[Items from a dataset]

====================

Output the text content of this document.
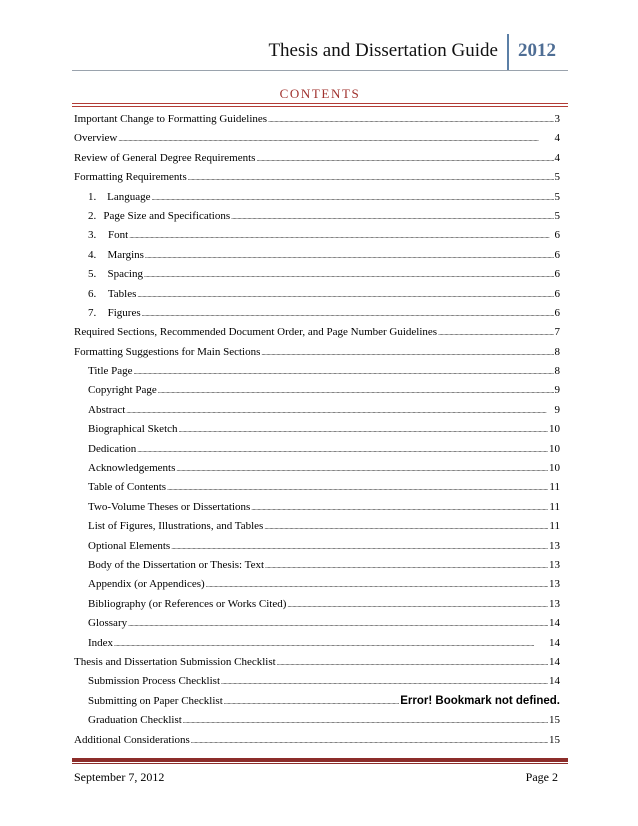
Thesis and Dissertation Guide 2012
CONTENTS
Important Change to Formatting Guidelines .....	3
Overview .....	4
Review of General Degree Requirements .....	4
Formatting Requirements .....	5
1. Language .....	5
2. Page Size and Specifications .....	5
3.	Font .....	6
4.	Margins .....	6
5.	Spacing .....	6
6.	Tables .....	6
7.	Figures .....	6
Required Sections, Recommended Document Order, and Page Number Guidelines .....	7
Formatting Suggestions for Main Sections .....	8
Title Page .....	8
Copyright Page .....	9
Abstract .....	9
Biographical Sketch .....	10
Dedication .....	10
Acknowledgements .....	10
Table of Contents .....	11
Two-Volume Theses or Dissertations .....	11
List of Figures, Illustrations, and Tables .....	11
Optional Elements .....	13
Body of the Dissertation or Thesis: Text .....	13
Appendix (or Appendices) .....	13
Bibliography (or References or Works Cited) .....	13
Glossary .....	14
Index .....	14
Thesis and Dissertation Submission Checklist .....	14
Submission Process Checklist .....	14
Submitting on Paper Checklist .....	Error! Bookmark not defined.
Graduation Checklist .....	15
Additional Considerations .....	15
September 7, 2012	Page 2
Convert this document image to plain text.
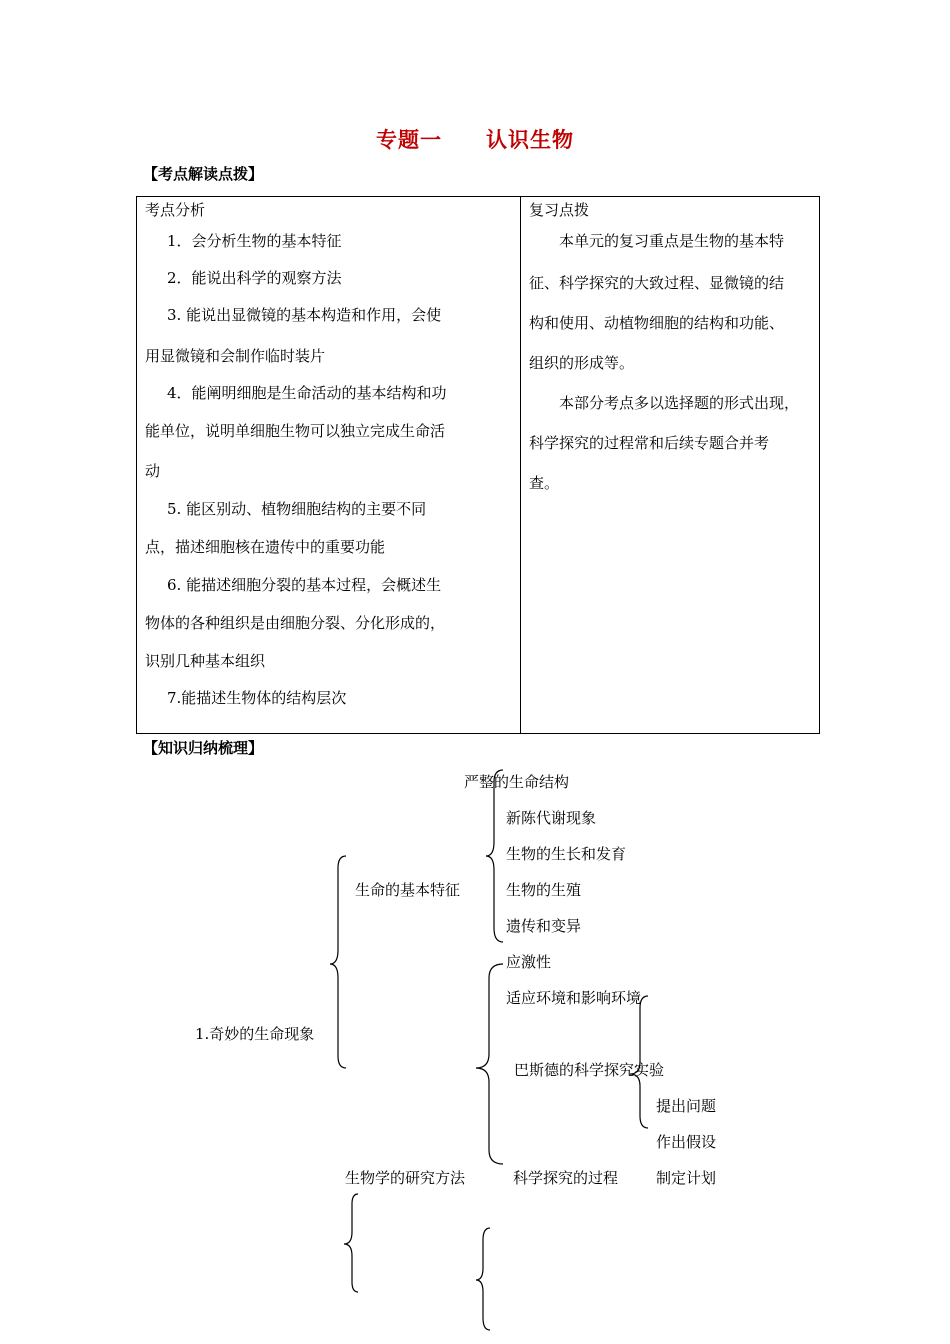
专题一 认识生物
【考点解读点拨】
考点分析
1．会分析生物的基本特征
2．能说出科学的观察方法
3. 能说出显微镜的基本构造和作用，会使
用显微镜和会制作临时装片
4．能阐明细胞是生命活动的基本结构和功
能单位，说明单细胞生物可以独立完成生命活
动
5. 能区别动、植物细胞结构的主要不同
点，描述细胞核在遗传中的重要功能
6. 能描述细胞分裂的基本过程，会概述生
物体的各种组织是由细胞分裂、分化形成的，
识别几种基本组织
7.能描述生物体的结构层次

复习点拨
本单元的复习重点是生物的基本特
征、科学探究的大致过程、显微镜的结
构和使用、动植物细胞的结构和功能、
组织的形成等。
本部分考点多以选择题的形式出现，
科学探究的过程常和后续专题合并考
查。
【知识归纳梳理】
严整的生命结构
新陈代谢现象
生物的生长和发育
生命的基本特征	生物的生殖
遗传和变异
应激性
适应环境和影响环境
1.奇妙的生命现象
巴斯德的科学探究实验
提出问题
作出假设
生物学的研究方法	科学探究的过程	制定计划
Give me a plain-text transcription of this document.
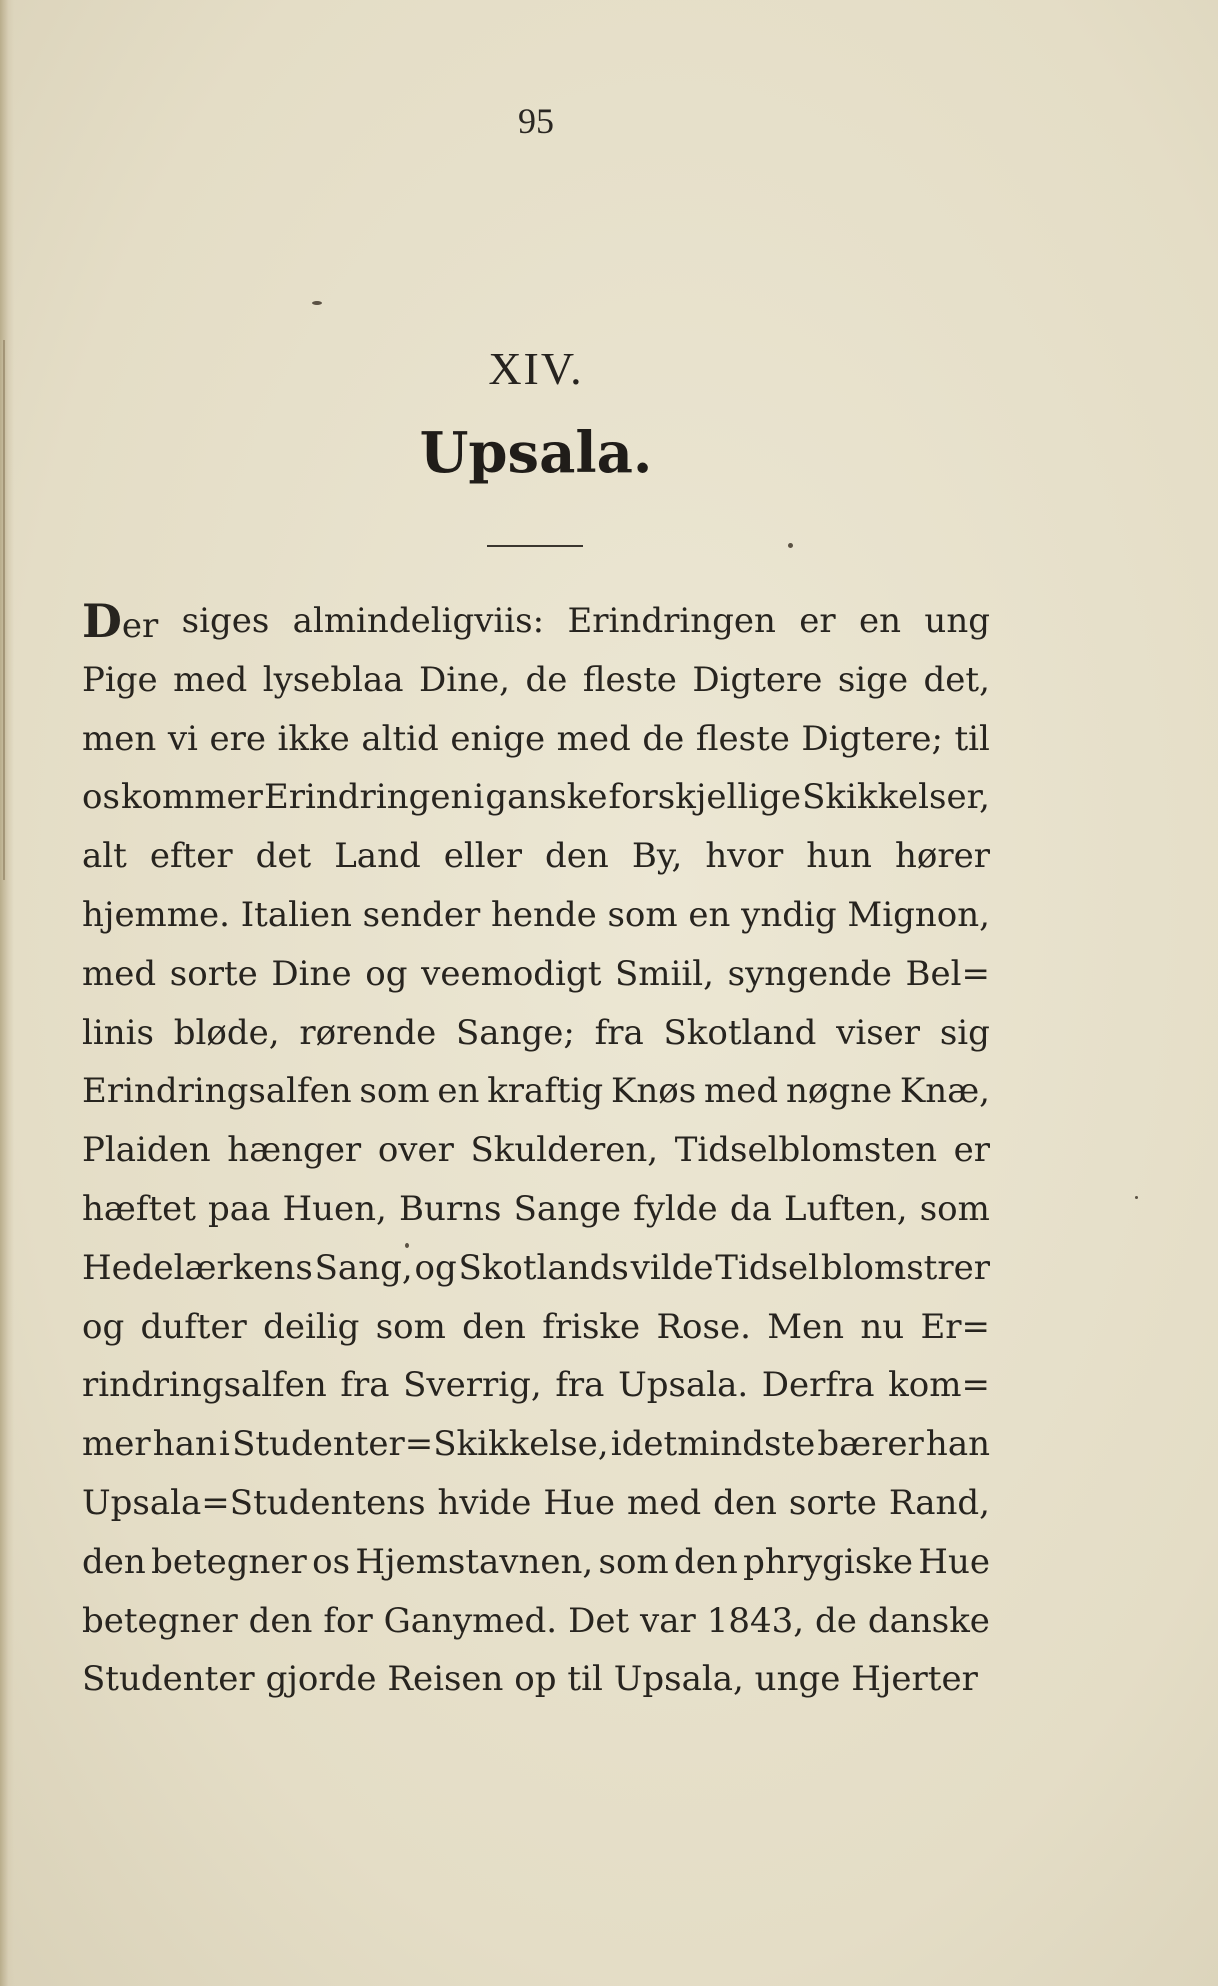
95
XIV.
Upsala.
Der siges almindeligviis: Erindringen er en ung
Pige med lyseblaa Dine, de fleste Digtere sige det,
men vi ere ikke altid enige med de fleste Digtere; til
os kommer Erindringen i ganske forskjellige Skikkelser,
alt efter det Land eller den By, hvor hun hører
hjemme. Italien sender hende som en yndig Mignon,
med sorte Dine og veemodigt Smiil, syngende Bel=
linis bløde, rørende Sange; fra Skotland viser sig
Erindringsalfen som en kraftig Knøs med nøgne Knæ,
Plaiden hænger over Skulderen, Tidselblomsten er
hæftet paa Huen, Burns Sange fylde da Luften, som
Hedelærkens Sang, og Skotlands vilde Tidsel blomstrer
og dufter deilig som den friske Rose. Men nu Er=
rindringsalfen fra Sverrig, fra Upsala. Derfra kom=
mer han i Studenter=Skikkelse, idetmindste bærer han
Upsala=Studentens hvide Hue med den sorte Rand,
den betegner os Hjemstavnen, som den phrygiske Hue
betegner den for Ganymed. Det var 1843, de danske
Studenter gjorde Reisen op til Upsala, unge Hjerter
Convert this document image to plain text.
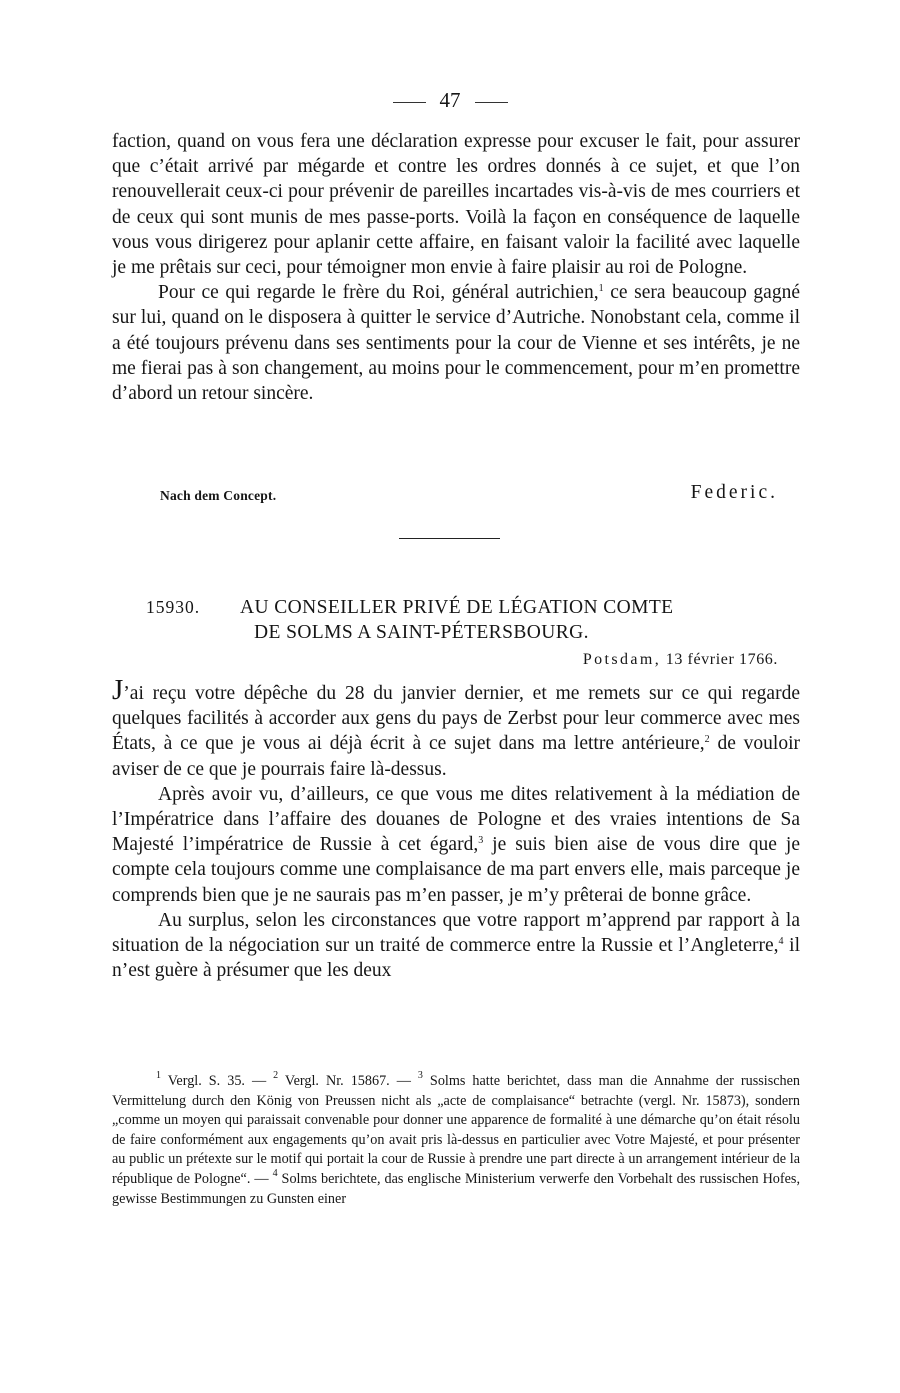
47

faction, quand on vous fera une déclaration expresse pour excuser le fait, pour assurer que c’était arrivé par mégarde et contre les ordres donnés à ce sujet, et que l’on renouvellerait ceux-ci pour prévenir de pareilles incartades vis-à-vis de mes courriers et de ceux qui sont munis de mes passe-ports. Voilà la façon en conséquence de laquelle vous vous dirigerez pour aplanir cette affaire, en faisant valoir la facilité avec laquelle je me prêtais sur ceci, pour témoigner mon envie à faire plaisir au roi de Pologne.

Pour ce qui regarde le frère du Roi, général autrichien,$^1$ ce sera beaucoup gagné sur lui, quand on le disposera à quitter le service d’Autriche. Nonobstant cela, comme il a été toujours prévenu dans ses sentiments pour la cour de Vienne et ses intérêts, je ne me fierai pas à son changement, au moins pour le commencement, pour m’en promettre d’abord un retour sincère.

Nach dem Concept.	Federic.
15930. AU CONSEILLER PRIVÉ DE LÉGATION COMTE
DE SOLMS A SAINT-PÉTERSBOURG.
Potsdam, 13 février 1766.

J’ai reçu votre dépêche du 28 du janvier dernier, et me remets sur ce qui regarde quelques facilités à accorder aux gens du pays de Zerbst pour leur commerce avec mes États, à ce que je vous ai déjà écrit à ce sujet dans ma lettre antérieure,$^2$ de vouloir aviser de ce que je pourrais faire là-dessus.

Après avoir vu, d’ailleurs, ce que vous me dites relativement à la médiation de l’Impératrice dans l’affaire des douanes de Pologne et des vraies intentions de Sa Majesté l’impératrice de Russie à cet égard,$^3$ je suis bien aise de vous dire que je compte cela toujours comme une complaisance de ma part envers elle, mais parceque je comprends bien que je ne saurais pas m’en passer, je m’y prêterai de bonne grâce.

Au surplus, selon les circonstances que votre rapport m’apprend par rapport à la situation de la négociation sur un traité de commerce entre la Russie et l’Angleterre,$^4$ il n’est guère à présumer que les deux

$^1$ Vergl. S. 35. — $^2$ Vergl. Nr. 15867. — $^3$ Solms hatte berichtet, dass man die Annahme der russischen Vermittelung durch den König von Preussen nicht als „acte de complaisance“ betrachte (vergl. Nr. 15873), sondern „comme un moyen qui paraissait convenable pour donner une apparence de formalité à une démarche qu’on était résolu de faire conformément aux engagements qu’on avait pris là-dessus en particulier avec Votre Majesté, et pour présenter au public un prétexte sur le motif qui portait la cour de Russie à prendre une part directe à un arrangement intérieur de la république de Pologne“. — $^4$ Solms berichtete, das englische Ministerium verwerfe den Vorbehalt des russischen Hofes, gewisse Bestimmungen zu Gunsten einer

====================

_Request_: Write out all the entries word for word, but skip any images.

_Expected answer_:
Output the text content of this document.
Thesis and Dissertation Guide 2012
CONTENTS
Important Change to Formatting Guidelines .....	3
Overview .....	4
Review of General Degree Requirements .....	4
Formatting Requirements .....	5
1. Language .....	5
2. Page Size and Specifications .....	5
3.	Font .....	6
4.	Margins .....	6
5.	Spacing .....	6
6.	Tables .....	6
7.	Figures .....	6
Required Sections, Recommended Document Order, and Page Number Guidelines .....	7
Formatting Suggestions for Main Sections .....	8
Title Page .....	8
Copyright Page .....	9
Abstract .....	9
Biographical Sketch .....	10
Dedication .....	10
Acknowledgements .....	10
Table of Contents .....	11
Two-Volume Theses or Dissertations .....	11
List of Figures, Illustrations, and Tables .....	11
Optional Elements .....	13
Body of the Dissertation or Thesis: Text .....	13
Appendix (or Appendices) .....	13
Bibliography (or References or Works Cited) .....	13
Glossary .....	14
Index .....	14
Thesis and Dissertation Submission Checklist .....	14
Submission Process Checklist .....	14
Submitting on Paper Checklist .....	Error! Bookmark not defined.
Graduation Checklist .....	15
Additional Considerations .....	15
September 7, 2012	Page 2
Convert this document image to plain text.
专题一 认识生物
【考点解读点拨】
考点分析
1．会分析生物的基本特征
2．能说出科学的观察方法
3. 能说出显微镜的基本构造和作用，会使
用显微镜和会制作临时装片
4．能阐明细胞是生命活动的基本结构和功
能单位，说明单细胞生物可以独立完成生命活
动
5. 能区别动、植物细胞结构的主要不同
点，描述细胞核在遗传中的重要功能
6. 能描述细胞分裂的基本过程，会概述生
物体的各种组织是由细胞分裂、分化形成的，
识别几种基本组织
7.能描述生物体的结构层次

复习点拨
本单元的复习重点是生物的基本特
征、科学探究的大致过程、显微镜的结
构和使用、动植物细胞的结构和功能、
组织的形成等。
本部分考点多以选择题的形式出现，
科学探究的过程常和后续专题合并考
查。
【知识归纳梳理】
严整的生命结构
新陈代谢现象
生物的生长和发育
生命的基本特征	生物的生殖
遗传和变异
应激性
适应环境和影响环境
1.奇妙的生命现象
巴斯德的科学探究实验
提出问题
作出假设
生物学的研究方法	科学探究的过程	制定计划
Give me a plain-text transcription of this document.
95
XIV.
Upsala.
Der siges almindeligviis: Erindringen er en ung
Pige med lyseblaa Dine, de fleste Digtere sige det,
men vi ere ikke altid enige med de fleste Digtere; til
os kommer Erindringen i ganske forskjellige Skikkelser,
alt efter det Land eller den By, hvor hun hører
hjemme. Italien sender hende som en yndig Mignon,
med sorte Dine og veemodigt Smiil, syngende Bel=
linis bløde, rørende Sange; fra Skotland viser sig
Erindringsalfen som en kraftig Knøs med nøgne Knæ,
Plaiden hænger over Skulderen, Tidselblomsten er
hæftet paa Huen, Burns Sange fylde da Luften, som
Hedelærkens Sang, og Skotlands vilde Tidsel blomstrer
og dufter deilig som den friske Rose. Men nu Er=
rindringsalfen fra Sverrig, fra Upsala. Derfra kom=
mer han i Studenter=Skikkelse, idetmindste bærer han
Upsala=Studentens hvide Hue med den sorte Rand,
den betegner os Hjemstavnen, som den phrygiske Hue
betegner den for Ganymed. Det var 1843, de danske
Studenter gjorde Reisen op til Upsala, unge Hjerter
Convert this document image to plain text.
47

faction, quand on vous fera une déclaration expresse pour excuser le fait, pour assurer que c’était arrivé par mégarde et contre les ordres donnés à ce sujet, et que l’on renouvellerait ceux-ci pour prévenir de pareilles incartades vis-à-vis de mes courriers et de ceux qui sont munis de mes passe-ports. Voilà la façon en conséquence de laquelle vous vous dirigerez pour aplanir cette affaire, en faisant valoir la facilité avec laquelle je me prêtais sur ceci, pour témoigner mon envie à faire plaisir au roi de Pologne.

Pour ce qui regarde le frère du Roi, général autrichien,$^1$ ce sera beaucoup gagné sur lui, quand on le disposera à quitter le service d’Autriche. Nonobstant cela, comme il a été toujours prévenu dans ses sentiments pour la cour de Vienne et ses intérêts, je ne me fierai pas à son changement, au moins pour le commencement, pour m’en promettre d’abord un retour sincère.

Nach dem Concept.	Federic.
15930. AU CONSEILLER PRIVÉ DE LÉGATION COMTE
DE SOLMS A SAINT-PÉTERSBOURG.
Potsdam, 13 février 1766.

J’ai reçu votre dépêche du 28 du janvier dernier, et me remets sur ce qui regarde quelques facilités à accorder aux gens du pays de Zerbst pour leur commerce avec mes États, à ce que je vous ai déjà écrit à ce sujet dans ma lettre antérieure,$^2$ de vouloir aviser de ce que je pourrais faire là-dessus.

Après avoir vu, d’ailleurs, ce que vous me dites relativement à la médiation de l’Impératrice dans l’affaire des douanes de Pologne et des vraies intentions de Sa Majesté l’impératrice de Russie à cet égard,$^3$ je suis bien aise de vous dire que je compte cela toujours comme une complaisance de ma part envers elle, mais parceque je comprends bien que je ne saurais pas m’en passer, je m’y prêterai de bonne grâce.

Au surplus, selon les circonstances que votre rapport m’apprend par rapport à la situation de la négociation sur un traité de commerce entre la Russie et l’Angleterre,$^4$ il n’est guère à présumer que les deux

$^1$ Vergl. S. 35. — $^2$ Vergl. Nr. 15867. — $^3$ Solms hatte berichtet, dass man die Annahme der russischen Vermittelung durch den König von Preussen nicht als „acte de complaisance“ betrachte (vergl. Nr. 15873), sondern „comme un moyen qui paraissait convenable pour donner une apparence de formalité à une démarche qu’on était résolu de faire conformément aux engagements qu’on avait pris là-dessus en particulier avec Votre Majesté, et pour présenter au public un prétexte sur le motif qui portait la cour de Russie à prendre une part directe à un arrangement intérieur de la république de Pologne“. — $^4$ Solms berichtete, das englische Ministerium verwerfe den Vorbehalt des russischen Hofes, gewisse Bestimmungen zu Gunsten einer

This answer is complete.